» Supplied material
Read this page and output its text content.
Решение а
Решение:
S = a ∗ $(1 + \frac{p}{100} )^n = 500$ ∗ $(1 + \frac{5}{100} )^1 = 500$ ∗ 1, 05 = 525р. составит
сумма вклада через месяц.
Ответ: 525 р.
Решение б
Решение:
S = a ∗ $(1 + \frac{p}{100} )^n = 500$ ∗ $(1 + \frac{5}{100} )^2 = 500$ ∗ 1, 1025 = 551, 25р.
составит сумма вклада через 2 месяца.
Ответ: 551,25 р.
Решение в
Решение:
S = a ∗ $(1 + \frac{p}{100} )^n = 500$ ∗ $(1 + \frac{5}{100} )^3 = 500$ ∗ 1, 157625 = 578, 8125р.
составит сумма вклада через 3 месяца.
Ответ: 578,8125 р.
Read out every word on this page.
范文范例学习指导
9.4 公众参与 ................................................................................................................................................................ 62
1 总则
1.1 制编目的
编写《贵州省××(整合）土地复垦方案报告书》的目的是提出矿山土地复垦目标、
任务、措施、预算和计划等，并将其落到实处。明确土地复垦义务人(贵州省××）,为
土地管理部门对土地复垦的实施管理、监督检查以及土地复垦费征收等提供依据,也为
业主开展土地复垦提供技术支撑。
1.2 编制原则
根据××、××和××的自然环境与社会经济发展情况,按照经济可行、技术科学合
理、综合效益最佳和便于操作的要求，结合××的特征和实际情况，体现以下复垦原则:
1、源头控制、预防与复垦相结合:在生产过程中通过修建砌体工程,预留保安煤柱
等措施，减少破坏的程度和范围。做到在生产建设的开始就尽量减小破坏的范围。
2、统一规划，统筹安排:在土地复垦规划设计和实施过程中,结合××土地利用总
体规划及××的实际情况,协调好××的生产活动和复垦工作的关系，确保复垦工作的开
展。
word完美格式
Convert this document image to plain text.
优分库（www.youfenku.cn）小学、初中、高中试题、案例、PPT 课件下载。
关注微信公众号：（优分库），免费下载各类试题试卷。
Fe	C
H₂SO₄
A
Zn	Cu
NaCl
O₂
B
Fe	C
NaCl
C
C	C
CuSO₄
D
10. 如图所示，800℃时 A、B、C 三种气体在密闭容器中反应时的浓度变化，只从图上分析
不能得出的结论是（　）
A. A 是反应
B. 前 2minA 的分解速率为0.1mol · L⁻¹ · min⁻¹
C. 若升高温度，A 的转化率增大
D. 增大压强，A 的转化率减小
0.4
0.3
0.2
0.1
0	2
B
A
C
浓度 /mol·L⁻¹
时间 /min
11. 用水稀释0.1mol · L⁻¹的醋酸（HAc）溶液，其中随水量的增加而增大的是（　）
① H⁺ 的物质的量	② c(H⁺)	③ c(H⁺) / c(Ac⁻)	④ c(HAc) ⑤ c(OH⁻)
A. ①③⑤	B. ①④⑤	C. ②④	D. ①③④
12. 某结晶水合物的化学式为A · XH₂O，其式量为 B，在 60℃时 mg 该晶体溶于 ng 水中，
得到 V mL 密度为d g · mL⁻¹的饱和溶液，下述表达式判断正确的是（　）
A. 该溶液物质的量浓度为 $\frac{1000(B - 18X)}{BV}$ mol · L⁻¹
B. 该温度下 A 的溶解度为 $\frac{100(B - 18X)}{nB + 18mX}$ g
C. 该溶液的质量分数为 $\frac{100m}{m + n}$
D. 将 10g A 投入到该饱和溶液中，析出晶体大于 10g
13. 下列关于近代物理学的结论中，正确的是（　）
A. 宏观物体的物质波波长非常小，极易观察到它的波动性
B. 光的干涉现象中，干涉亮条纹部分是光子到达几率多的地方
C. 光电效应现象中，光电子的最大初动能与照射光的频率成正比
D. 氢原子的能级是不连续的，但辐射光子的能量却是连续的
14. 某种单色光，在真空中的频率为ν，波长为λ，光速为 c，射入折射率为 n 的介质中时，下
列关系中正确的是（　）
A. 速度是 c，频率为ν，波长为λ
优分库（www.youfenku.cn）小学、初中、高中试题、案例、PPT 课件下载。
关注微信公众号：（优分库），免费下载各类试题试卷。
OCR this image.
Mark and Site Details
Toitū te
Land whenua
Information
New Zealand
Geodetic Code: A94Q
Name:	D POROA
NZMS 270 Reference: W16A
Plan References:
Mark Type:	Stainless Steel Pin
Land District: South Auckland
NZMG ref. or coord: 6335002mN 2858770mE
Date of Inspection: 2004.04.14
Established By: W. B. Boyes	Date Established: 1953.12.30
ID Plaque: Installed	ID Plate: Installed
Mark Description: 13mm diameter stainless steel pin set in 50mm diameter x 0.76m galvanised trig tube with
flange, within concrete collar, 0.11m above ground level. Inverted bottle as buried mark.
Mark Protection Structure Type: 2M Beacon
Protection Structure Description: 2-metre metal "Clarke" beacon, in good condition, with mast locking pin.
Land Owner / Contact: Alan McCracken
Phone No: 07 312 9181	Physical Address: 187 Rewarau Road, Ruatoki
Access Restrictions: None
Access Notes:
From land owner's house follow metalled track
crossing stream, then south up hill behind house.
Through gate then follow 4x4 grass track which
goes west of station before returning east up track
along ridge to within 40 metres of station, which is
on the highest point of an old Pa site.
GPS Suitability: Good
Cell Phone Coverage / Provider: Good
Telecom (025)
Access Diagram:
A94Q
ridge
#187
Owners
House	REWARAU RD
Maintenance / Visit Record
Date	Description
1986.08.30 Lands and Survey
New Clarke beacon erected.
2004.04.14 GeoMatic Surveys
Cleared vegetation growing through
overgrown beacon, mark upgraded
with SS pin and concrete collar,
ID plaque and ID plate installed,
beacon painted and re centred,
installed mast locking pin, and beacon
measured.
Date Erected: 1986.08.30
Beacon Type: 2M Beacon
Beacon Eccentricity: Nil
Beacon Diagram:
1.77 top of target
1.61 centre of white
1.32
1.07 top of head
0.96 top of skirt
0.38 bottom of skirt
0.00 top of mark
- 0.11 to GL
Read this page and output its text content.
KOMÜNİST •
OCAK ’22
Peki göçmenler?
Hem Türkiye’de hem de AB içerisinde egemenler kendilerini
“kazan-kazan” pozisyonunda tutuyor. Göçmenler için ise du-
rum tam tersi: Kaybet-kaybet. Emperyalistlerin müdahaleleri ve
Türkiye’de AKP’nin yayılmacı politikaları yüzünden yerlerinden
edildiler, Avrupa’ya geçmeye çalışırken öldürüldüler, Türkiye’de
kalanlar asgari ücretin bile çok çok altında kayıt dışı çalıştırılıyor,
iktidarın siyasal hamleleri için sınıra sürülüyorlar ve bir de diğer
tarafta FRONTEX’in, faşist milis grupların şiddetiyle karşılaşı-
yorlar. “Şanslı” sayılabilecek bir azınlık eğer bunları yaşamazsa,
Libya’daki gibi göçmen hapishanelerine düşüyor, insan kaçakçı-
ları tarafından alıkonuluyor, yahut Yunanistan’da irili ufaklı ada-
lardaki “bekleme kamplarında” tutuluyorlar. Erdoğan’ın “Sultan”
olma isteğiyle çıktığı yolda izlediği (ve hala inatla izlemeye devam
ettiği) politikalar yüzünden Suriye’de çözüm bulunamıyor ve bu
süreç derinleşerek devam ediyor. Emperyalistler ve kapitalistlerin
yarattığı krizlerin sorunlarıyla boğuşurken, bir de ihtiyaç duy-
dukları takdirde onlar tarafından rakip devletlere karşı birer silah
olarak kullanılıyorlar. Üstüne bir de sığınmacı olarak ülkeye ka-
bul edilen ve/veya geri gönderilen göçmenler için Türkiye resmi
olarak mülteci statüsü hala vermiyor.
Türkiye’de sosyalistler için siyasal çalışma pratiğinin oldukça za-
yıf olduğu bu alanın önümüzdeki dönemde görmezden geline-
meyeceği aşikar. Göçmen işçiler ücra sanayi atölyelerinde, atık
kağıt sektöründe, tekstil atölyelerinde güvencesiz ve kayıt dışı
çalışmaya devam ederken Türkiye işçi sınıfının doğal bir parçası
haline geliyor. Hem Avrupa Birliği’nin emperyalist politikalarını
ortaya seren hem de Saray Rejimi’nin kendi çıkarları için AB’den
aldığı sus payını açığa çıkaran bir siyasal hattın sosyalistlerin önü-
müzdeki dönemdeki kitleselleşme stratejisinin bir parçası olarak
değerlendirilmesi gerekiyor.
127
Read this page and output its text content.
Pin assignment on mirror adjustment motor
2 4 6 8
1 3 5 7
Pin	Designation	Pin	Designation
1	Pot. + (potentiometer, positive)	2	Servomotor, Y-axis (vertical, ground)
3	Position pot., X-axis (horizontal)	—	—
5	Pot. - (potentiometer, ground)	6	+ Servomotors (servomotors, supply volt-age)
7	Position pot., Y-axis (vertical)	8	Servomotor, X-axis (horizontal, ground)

» Short problem
Check each line above for the string "Description", then copy the ones that have it.

» Final answer
Mark Description: 13mm diameter stainless steel pin set in 50mm diameter x 0.76m galvanised trig tube with
Protection Structure Description: 2-metre metal "Clarke" beacon, in good condition, with mast locking pin.
Date	Description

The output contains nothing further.